> _OBJECTIVE_
Retype the material word for word, from its first line through the line containing "edge-line [643,61,718,213]", both ends included.
☆ ☆ ☆ ☆ ☆
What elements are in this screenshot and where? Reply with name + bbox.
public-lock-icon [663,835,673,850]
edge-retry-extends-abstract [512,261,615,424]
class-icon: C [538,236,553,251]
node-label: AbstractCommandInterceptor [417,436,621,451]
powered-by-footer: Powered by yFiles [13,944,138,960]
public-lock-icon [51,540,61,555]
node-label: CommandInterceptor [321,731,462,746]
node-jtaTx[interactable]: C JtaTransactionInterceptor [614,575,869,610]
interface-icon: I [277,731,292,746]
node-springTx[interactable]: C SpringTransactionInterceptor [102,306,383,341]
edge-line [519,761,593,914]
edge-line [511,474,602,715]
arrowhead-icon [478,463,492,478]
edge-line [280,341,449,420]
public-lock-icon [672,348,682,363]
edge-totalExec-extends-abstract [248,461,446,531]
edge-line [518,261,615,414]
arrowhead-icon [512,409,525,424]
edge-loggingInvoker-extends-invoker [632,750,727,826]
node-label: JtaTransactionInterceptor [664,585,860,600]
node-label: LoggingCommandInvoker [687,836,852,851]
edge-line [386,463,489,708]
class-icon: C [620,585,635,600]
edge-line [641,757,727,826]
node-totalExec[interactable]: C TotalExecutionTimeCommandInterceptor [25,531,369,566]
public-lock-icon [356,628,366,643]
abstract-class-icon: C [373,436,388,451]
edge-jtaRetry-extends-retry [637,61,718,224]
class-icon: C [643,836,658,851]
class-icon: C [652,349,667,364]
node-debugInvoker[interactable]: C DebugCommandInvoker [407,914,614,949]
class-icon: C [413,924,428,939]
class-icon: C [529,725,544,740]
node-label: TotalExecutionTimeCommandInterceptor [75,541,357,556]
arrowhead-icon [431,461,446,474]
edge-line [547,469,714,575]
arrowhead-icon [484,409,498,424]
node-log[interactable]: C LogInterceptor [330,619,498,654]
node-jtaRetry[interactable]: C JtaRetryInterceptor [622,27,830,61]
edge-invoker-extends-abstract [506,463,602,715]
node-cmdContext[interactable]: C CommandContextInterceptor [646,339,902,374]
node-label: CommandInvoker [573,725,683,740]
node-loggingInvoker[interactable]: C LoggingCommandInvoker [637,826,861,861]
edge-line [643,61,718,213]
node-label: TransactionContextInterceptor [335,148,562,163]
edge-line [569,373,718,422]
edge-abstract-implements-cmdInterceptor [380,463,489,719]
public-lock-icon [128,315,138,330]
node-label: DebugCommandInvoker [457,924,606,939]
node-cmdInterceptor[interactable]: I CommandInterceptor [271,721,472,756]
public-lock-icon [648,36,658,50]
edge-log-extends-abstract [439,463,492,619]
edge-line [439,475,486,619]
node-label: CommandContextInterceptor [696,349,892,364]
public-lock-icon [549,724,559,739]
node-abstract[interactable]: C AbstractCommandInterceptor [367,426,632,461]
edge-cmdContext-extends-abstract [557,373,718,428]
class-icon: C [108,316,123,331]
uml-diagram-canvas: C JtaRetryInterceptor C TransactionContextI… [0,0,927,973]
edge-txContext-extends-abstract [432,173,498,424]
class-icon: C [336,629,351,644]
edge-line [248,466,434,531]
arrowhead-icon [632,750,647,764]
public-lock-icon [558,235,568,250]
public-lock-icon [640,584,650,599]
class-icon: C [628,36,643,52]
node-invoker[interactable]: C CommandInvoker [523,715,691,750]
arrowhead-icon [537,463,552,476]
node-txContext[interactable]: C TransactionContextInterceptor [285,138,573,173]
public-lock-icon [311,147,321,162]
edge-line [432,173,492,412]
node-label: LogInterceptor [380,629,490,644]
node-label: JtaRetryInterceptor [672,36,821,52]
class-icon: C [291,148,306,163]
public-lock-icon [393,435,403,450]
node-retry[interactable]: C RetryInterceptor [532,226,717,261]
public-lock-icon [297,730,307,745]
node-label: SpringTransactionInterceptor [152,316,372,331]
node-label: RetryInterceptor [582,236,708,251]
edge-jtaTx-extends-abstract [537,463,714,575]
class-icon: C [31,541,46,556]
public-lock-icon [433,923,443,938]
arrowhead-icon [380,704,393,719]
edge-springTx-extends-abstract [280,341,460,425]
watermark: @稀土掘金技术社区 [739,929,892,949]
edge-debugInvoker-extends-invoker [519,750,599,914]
☆ ☆ ☆ ☆ ☆
> _EXERCISE ANSWER_
What elements are in this screenshot and where? Reply with name + bbox.
public-lock-icon [663,835,673,850]
edge-retry-extends-abstract [512,261,615,424]
class-icon: C [538,236,553,251]
node-label: AbstractCommandInterceptor [417,436,621,451]
powered-by-footer: Powered by yFiles [13,944,138,960]
public-lock-icon [51,540,61,555]
node-label: CommandInterceptor [321,731,462,746]
node-jtaTx[interactable]: C JtaTransactionInterceptor [614,575,869,610]
interface-icon: I [277,731,292,746]
node-springTx[interactable]: C SpringTransactionInterceptor [102,306,383,341]
edge-line [519,761,593,914]
edge-line [511,474,602,715]
arrowhead-icon [478,463,492,478]
edge-line [280,341,449,420]
public-lock-icon [672,348,682,363]
edge-totalExec-extends-abstract [248,461,446,531]
edge-line [518,261,615,414]
arrowhead-icon [512,409,525,424]
edge-loggingInvoker-extends-invoker [632,750,727,826]
node-label: JtaTransactionInterceptor [664,585,860,600]
node-label: LoggingCommandInvoker [687,836,852,851]
edge-line [386,463,489,708]
class-icon: C [620,585,635,600]
edge-line [641,757,727,826]
node-totalExec[interactable]: C TotalExecutionTimeCommandInterceptor [25,531,369,566]
public-lock-icon [356,628,366,643]
abstract-class-icon: C [373,436,388,451]
edge-jtaRetry-extends-retry [637,61,718,224]
class-icon: C [643,836,658,851]
class-icon: C [652,349,667,364]
node-debugInvoker[interactable]: C DebugCommandInvoker [407,914,614,949]
class-icon: C [413,924,428,939]
class-icon: C [529,725,544,740]
node-label: TotalExecutionTimeCommandInterceptor [75,541,357,556]
arrowhead-icon [431,461,446,474]
edge-line [547,469,714,575]
arrowhead-icon [484,409,498,424]
node-log[interactable]: C LogInterceptor [330,619,498,654]
node-jtaRetry[interactable]: C JtaRetryInterceptor [622,27,830,61]
edge-invoker-extends-abstract [506,463,602,715]
node-cmdContext[interactable]: C CommandContextInterceptor [646,339,902,374]
node-label: CommandInvoker [573,725,683,740]
node-loggingInvoker[interactable]: C LoggingCommandInvoker [637,826,861,861]
edge-line [643,61,718,213]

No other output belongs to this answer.